Reproduce every line below word for word, leaving out the pictures.

····················

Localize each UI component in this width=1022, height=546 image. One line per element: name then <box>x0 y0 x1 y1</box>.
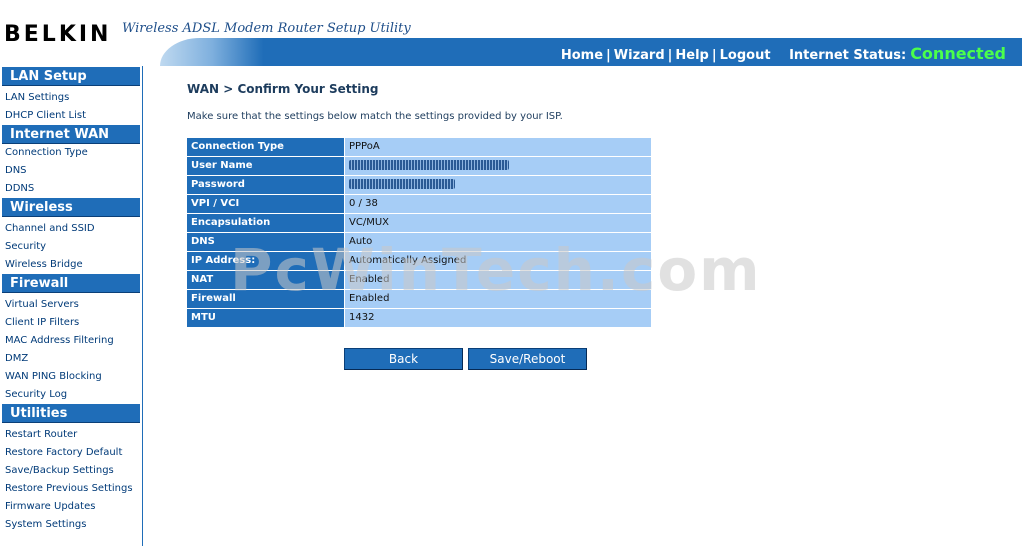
table-row: Encapsulation VC/MUX <box>187 214 651 233</box>
sidebar-item-restart-router[interactable]: Restart Router <box>0 426 142 444</box>
row-label: DNS <box>187 233 344 251</box>
page-intro: Make sure that the settings below match … <box>187 111 563 122</box>
main-content: WAN > Confirm Your Setting Make sure tha… <box>187 82 1022 542</box>
table-row: Connection Type PPPoA <box>187 138 651 157</box>
row-label: MTU <box>187 309 344 327</box>
nav-links: Home | Wizard | Help | Logout Internet Status:… <box>561 44 1006 63</box>
row-value: Auto <box>344 233 651 251</box>
sidebar-section-firewall[interactable]: Firewall <box>2 274 140 293</box>
row-label: VPI / VCI <box>187 195 344 213</box>
sidebar-item-connection-type[interactable]: Connection Type <box>0 144 142 162</box>
sidebar: LAN Setup LAN Settings DHCP Client List … <box>0 66 143 546</box>
sidebar-item-security[interactable]: Security <box>0 238 142 256</box>
row-value: 1432 <box>344 309 651 327</box>
row-value: 0 / 38 <box>344 195 651 213</box>
nav-help-link[interactable]: Help <box>675 48 708 63</box>
row-label: Encapsulation <box>187 214 344 232</box>
internet-status-label: Internet Status: <box>789 48 907 63</box>
row-value <box>344 176 651 194</box>
sidebar-item-wireless-bridge[interactable]: Wireless Bridge <box>0 256 142 274</box>
nav-separator: | <box>667 48 673 63</box>
sidebar-item-lan-settings[interactable]: LAN Settings <box>0 89 142 107</box>
nav-home-link[interactable]: Home <box>561 48 603 63</box>
row-label: NAT <box>187 271 344 289</box>
table-row: IP Address: Automatically Assigned <box>187 252 651 271</box>
sidebar-item-restore-factory-default[interactable]: Restore Factory Default <box>0 444 142 462</box>
nav-separator: | <box>606 48 611 63</box>
sidebar-item-save-backup-settings[interactable]: Save/Backup Settings <box>0 462 142 480</box>
sidebar-item-dmz[interactable]: DMZ <box>0 350 142 368</box>
sidebar-item-system-settings[interactable]: System Settings <box>0 516 142 534</box>
row-value: Enabled <box>344 290 651 308</box>
sidebar-item-client-ip-filters[interactable]: Client IP Filters <box>0 314 142 332</box>
masked-username <box>349 160 509 170</box>
row-label: IP Address: <box>187 252 344 270</box>
nav-logout-link[interactable]: Logout <box>720 48 771 63</box>
row-value: VC/MUX <box>344 214 651 232</box>
row-value <box>344 157 651 175</box>
belkin-logo: BELKIN <box>4 22 112 47</box>
sidebar-item-security-log[interactable]: Security Log <box>0 386 142 404</box>
settings-table: Connection Type PPPoA User Name Password… <box>187 138 651 328</box>
nav-wizard-link[interactable]: Wizard <box>614 48 665 63</box>
sidebar-item-dhcp-client-list[interactable]: DHCP Client List <box>0 107 142 125</box>
table-row: Firewall Enabled <box>187 290 651 309</box>
table-row: NAT Enabled <box>187 271 651 290</box>
sidebar-item-restore-previous-settings[interactable]: Restore Previous Settings <box>0 480 142 498</box>
table-row: VPI / VCI 0 / 38 <box>187 195 651 214</box>
row-value: Automatically Assigned <box>344 252 651 270</box>
sidebar-item-mac-address-filtering[interactable]: MAC Address Filtering <box>0 332 142 350</box>
internet-status-value: Connected <box>910 44 1006 63</box>
table-row: Password <box>187 176 651 195</box>
row-value: Enabled <box>344 271 651 289</box>
back-button[interactable]: Back <box>344 348 463 370</box>
row-value: PPPoA <box>344 138 651 156</box>
row-label: Connection Type <box>187 138 344 156</box>
sidebar-section-lan-setup[interactable]: LAN Setup <box>2 67 140 86</box>
sidebar-section-utilities[interactable]: Utilities <box>2 404 140 423</box>
table-row: User Name <box>187 157 651 176</box>
table-row: DNS Auto <box>187 233 651 252</box>
row-label: Password <box>187 176 344 194</box>
app-subtitle: Wireless ADSL Modem Router Setup Utility <box>122 21 411 36</box>
sidebar-item-virtual-servers[interactable]: Virtual Servers <box>0 296 142 314</box>
sidebar-item-wan-ping-blocking[interactable]: WAN PING Blocking <box>0 368 142 386</box>
header: BELKIN Wireless ADSL Modem Router Setup … <box>0 0 1022 66</box>
page-title: WAN > Confirm Your Setting <box>187 82 379 96</box>
sidebar-item-ddns[interactable]: DDNS <box>0 180 142 198</box>
nav-separator: | <box>711 48 717 63</box>
sidebar-item-firmware-updates[interactable]: Firmware Updates <box>0 498 142 516</box>
sidebar-item-channel-ssid[interactable]: Channel and SSID <box>0 220 142 238</box>
sidebar-section-wireless[interactable]: Wireless <box>2 198 140 217</box>
sidebar-section-internet-wan[interactable]: Internet WAN <box>2 125 140 144</box>
row-label: Firewall <box>187 290 344 308</box>
table-row: MTU 1432 <box>187 309 651 328</box>
masked-password <box>349 179 455 189</box>
save-reboot-button[interactable]: Save/Reboot <box>468 348 587 370</box>
sidebar-item-dns[interactable]: DNS <box>0 162 142 180</box>
row-label: User Name <box>187 157 344 175</box>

····················

• [RESPONSE FOR THIS EXERCISE]:
Localize each UI component in this width=1022, height=546 image. One line per element: name then <box>x0 y0 x1 y1</box>.
table-row: Encapsulation VC/MUX <box>187 214 651 233</box>
sidebar-item-restart-router[interactable]: Restart Router <box>0 426 142 444</box>
row-label: DNS <box>187 233 344 251</box>
page-intro: Make sure that the settings below match … <box>187 111 563 122</box>
main-content: WAN > Confirm Your Setting Make sure tha… <box>187 82 1022 542</box>
table-row: Connection Type PPPoA <box>187 138 651 157</box>
row-label: MTU <box>187 309 344 327</box>
nav-links: Home | Wizard | Help | Logout Internet Status:… <box>561 44 1006 63</box>
row-value: Auto <box>344 233 651 251</box>
sidebar-section-firewall[interactable]: Firewall <box>2 274 140 293</box>
row-label: VPI / VCI <box>187 195 344 213</box>
sidebar-item-connection-type[interactable]: Connection Type <box>0 144 142 162</box>
sidebar: LAN Setup LAN Settings DHCP Client List … <box>0 66 143 546</box>
sidebar-item-security[interactable]: Security <box>0 238 142 256</box>
row-value: 1432 <box>344 309 651 327</box>
row-value: 0 / 38 <box>344 195 651 213</box>
nav-help-link[interactable]: Help <box>675 48 708 63</box>
row-label: Encapsulation <box>187 214 344 232</box>
internet-status-label: Internet Status: <box>789 48 907 63</box>
row-value <box>344 176 651 194</box>
sidebar-item-wireless-bridge[interactable]: Wireless Bridge <box>0 256 142 274</box>
nav-separator: | <box>667 48 673 63</box>
sidebar-item-lan-settings[interactable]: LAN Settings <box>0 89 142 107</box>
nav-home-link[interactable]: Home <box>561 48 603 63</box>
row-label: NAT <box>187 271 344 289</box>
table-row: IP Address: Automatically Assigned <box>187 252 651 271</box>
sidebar-item-restore-factory-default[interactable]: Restore Factory Default <box>0 444 142 462</box>
nav-separator: | <box>606 48 611 63</box>
sidebar-item-save-backup-settings[interactable]: Save/Backup Settings <box>0 462 142 480</box>
sidebar-item-dmz[interactable]: DMZ <box>0 350 142 368</box>
sidebar-item-system-settings[interactable]: System Settings <box>0 516 142 534</box>
row-value: Enabled <box>344 290 651 308</box>
sidebar-item-client-ip-filters[interactable]: Client IP Filters <box>0 314 142 332</box>
masked-username <box>349 160 509 170</box>
row-label: IP Address: <box>187 252 344 270</box>
nav-logout-link[interactable]: Logout <box>720 48 771 63</box>
row-value: VC/MUX <box>344 214 651 232</box>
row-value <box>344 157 651 175</box>
belkin-logo: BELKIN <box>4 22 112 47</box>
sidebar-item-security-log[interactable]: Security Log <box>0 386 142 404</box>
settings-table: Connection Type PPPoA User Name Password… <box>187 138 651 328</box>
nav-wizard-link[interactable]: Wizard <box>614 48 665 63</box>
sidebar-item-dhcp-client-list[interactable]: DHCP Client List <box>0 107 142 125</box>
table-row: Firewall Enabled <box>187 290 651 309</box>
table-row: NAT Enabled <box>187 271 651 290</box>
sidebar-item-restore-previous-settings[interactable]: Restore Previous Settings <box>0 480 142 498</box>
table-row: VPI / VCI 0 / 38 <box>187 195 651 214</box>
row-value: Automatically Assigned <box>344 252 651 270</box>
sidebar-item-mac-address-filtering[interactable]: MAC Address Filtering <box>0 332 142 350</box>
internet-status-value: Connected <box>910 44 1006 63</box>
table-row: Password <box>187 176 651 195</box>
row-value: Enabled <box>344 271 651 289</box>
back-button[interactable]: Back <box>344 348 463 370</box>
row-value: PPPoA <box>344 138 651 156</box>
row-label: Connection Type <box>187 138 344 156</box>
sidebar-section-lan-setup[interactable]: LAN Setup <box>2 67 140 86</box>
sidebar-section-utilities[interactable]: Utilities <box>2 404 140 423</box>
table-row: User Name <box>187 157 651 176</box>
table-row: DNS Auto <box>187 233 651 252</box>
row-label: Password <box>187 176 344 194</box>
app-subtitle: Wireless ADSL Modem Router Setup Utility <box>122 21 411 36</box>
sidebar-item-virtual-servers[interactable]: Virtual Servers <box>0 296 142 314</box>
sidebar-item-wan-ping-blocking[interactable]: WAN PING Blocking <box>0 368 142 386</box>
header: BELKIN Wireless ADSL Modem Router Setup … <box>0 0 1022 66</box>
page-title: WAN > Confirm Your Setting <box>187 82 379 96</box>
sidebar-item-ddns[interactable]: DDNS <box>0 180 142 198</box>
nav-separator: | <box>711 48 717 63</box>
sidebar-item-firmware-updates[interactable]: Firmware Updates <box>0 498 142 516</box>
sidebar-item-channel-ssid[interactable]: Channel and SSID <box>0 220 142 238</box>
sidebar-section-wireless[interactable]: Wireless <box>2 198 140 217</box>
sidebar-section-internet-wan[interactable]: Internet WAN <box>2 125 140 144</box>
row-label: Firewall <box>187 290 344 308</box>
table-row: MTU 1432 <box>187 309 651 328</box>
masked-password <box>349 179 455 189</box>
save-reboot-button[interactable]: Save/Reboot <box>468 348 587 370</box>
sidebar-item-dns[interactable]: DNS <box>0 162 142 180</box>
row-label: User Name <box>187 157 344 175</box>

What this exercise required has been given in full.